### [DESCRIPTION OF THE TASK]
Omit all images. Write out the rest of the material exactly.
● ● ● ●
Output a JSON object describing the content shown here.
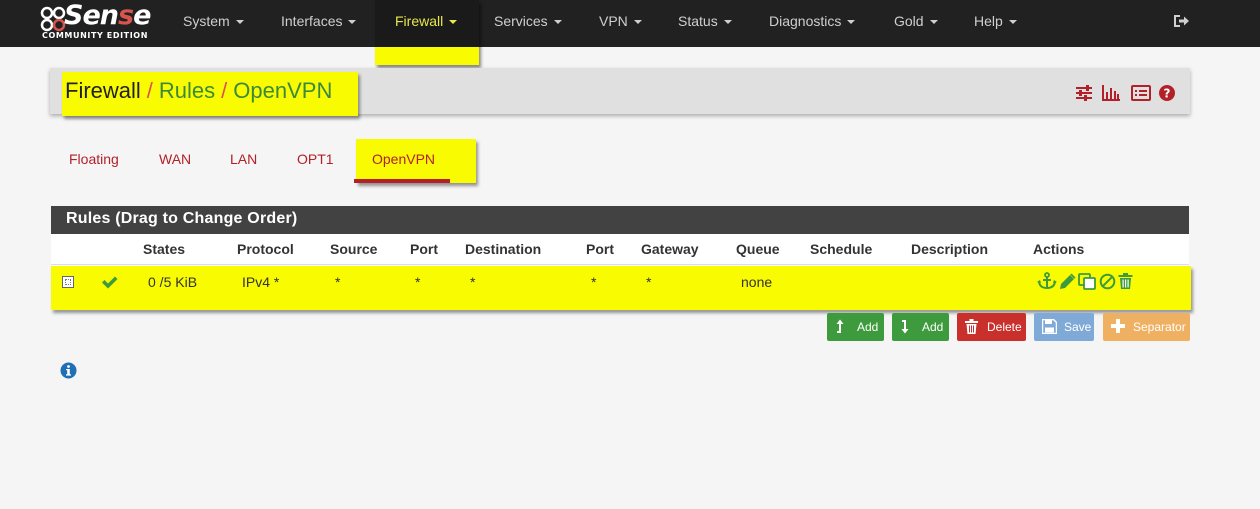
{
  "brand": {
    "logo_word_a": "Sen",
    "logo_word_b": "s",
    "logo_word_c": "e",
    "edition": "COMMUNITY EDITION"
  },
  "nav": {
    "items": [
      {
        "label": "System"
      },
      {
        "label": "Interfaces"
      },
      {
        "label": "Firewall"
      },
      {
        "label": "Services"
      },
      {
        "label": "VPN"
      },
      {
        "label": "Status"
      },
      {
        "label": "Diagnostics"
      },
      {
        "label": "Gold"
      },
      {
        "label": "Help"
      }
    ],
    "active": "Firewall",
    "logout_icon": "sign-out-icon"
  },
  "breadcrumb": {
    "items": [
      "Firewall",
      "Rules",
      "OpenVPN"
    ],
    "separator": "/"
  },
  "panel_icons": [
    "sliders-icon",
    "bar-chart-icon",
    "list-alt-icon",
    "question-circle-icon"
  ],
  "tabs": {
    "items": [
      "Floating",
      "WAN",
      "LAN",
      "OPT1",
      "OpenVPN"
    ],
    "active": "OpenVPN"
  },
  "rules": {
    "title": "Rules (Drag to Change Order)",
    "columns": [
      "States",
      "Protocol",
      "Source",
      "Port",
      "Destination",
      "Port",
      "Gateway",
      "Queue",
      "Schedule",
      "Description",
      "Actions"
    ],
    "rows": [
      {
        "enabled_icon": "check-icon",
        "states": "0 /5 KiB",
        "protocol": "IPv4 *",
        "source": "*",
        "source_port": "*",
        "destination": "*",
        "destination_port": "*",
        "gateway": "*",
        "queue": "none",
        "schedule": "",
        "description": "",
        "actions": [
          "anchor-icon",
          "pencil-icon",
          "copy-icon",
          "ban-icon",
          "trash-icon"
        ]
      }
    ]
  },
  "buttons": {
    "add_top": "Add",
    "add_bottom": "Add",
    "delete": "Delete",
    "save": "Save",
    "separator": "Separator"
  },
  "colors": {
    "navbar": "#212121",
    "highlight": "#f9fb00",
    "brand_red": "#b2212a",
    "success": "#3d9b3d",
    "danger": "#c9302c",
    "primary_disabled": "#7fa9d6",
    "warning_disabled": "#f0b061"
  },
  "info_icon": "info-circle-icon"
}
● ● ● ●
### [RESPONSE]
Output a JSON object describing the content shown here.
{
  "brand": {
    "logo_word_a": "Sen",
    "logo_word_b": "s",
    "logo_word_c": "e",
    "edition": "COMMUNITY EDITION"
  },
  "nav": {
    "items": [
      {
        "label": "System"
      },
      {
        "label": "Interfaces"
      },
      {
        "label": "Firewall"
      },
      {
        "label": "Services"
      },
      {
        "label": "VPN"
      },
      {
        "label": "Status"
      },
      {
        "label": "Diagnostics"
      },
      {
        "label": "Gold"
      },
      {
        "label": "Help"
      }
    ],
    "active": "Firewall",
    "logout_icon": "sign-out-icon"
  },
  "breadcrumb": {
    "items": [
      "Firewall",
      "Rules",
      "OpenVPN"
    ],
    "separator": "/"
  },
  "panel_icons": [
    "sliders-icon",
    "bar-chart-icon",
    "list-alt-icon",
    "question-circle-icon"
  ],
  "tabs": {
    "items": [
      "Floating",
      "WAN",
      "LAN",
      "OPT1",
      "OpenVPN"
    ],
    "active": "OpenVPN"
  },
  "rules": {
    "title": "Rules (Drag to Change Order)",
    "columns": [
      "States",
      "Protocol",
      "Source",
      "Port",
      "Destination",
      "Port",
      "Gateway",
      "Queue",
      "Schedule",
      "Description",
      "Actions"
    ],
    "rows": [
      {
        "enabled_icon": "check-icon",
        "states": "0 /5 KiB",
        "protocol": "IPv4 *",
        "source": "*",
        "source_port": "*",
        "destination": "*",
        "destination_port": "*",
        "gateway": "*",
        "queue": "none",
        "schedule": "",
        "description": "",
        "actions": [
          "anchor-icon",
          "pencil-icon",
          "copy-icon",
          "ban-icon",
          "trash-icon"
        ]
      }
    ]
  },
  "buttons": {
    "add_top": "Add",
    "add_bottom": "Add",
    "delete": "Delete",
    "save": "Save",
    "separator": "Separator"
  },
  "colors": {
    "navbar": "#212121",
    "highlight": "#f9fb00",
    "brand_red": "#b2212a",
    "success": "#3d9b3d",
    "danger": "#c9302c",
    "primary_disabled": "#7fa9d6",
    "warning_disabled": "#f0b061"
  },
  "info_icon": "info-circle-icon"
}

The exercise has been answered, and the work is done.